State the number of lines that hold the string "olan", with nothing added.

— Begin Records to process —

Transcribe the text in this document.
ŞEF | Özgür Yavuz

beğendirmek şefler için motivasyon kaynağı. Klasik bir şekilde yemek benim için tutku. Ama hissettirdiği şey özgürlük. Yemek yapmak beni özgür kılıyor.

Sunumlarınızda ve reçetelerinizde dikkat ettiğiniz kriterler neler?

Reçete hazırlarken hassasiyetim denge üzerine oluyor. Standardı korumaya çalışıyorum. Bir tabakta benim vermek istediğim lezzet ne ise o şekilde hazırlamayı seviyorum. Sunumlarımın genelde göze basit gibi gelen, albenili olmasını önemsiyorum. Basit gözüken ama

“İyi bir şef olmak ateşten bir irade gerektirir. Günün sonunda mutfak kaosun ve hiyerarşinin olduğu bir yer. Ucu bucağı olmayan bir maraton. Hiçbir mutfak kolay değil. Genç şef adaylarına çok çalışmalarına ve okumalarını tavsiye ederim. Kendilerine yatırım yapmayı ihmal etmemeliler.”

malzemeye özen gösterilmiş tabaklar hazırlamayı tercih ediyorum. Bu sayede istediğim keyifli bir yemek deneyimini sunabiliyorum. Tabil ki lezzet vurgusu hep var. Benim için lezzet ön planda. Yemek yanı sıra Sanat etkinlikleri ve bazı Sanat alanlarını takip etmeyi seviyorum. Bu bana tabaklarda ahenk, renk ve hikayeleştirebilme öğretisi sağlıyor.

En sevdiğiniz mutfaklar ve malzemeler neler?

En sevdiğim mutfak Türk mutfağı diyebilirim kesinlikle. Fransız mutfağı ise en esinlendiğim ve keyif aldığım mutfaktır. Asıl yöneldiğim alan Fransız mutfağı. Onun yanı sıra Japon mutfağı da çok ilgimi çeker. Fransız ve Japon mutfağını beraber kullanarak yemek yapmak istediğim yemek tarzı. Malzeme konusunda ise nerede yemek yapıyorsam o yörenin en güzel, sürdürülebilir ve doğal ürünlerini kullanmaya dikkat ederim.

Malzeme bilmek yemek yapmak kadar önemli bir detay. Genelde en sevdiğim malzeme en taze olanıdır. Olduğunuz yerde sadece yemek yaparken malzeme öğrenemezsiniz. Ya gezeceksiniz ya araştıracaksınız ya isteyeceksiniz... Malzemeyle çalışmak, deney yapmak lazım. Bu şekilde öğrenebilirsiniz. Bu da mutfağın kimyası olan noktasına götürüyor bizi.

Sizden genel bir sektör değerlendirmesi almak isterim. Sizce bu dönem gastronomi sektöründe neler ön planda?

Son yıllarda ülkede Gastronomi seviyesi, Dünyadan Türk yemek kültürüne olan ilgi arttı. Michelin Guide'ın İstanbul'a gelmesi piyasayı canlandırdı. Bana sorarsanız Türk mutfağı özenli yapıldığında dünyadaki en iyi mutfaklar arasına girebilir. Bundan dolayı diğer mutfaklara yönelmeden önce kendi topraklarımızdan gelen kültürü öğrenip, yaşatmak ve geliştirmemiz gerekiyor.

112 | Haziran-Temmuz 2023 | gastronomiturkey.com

— End Records to process —

**Exercise response:**
2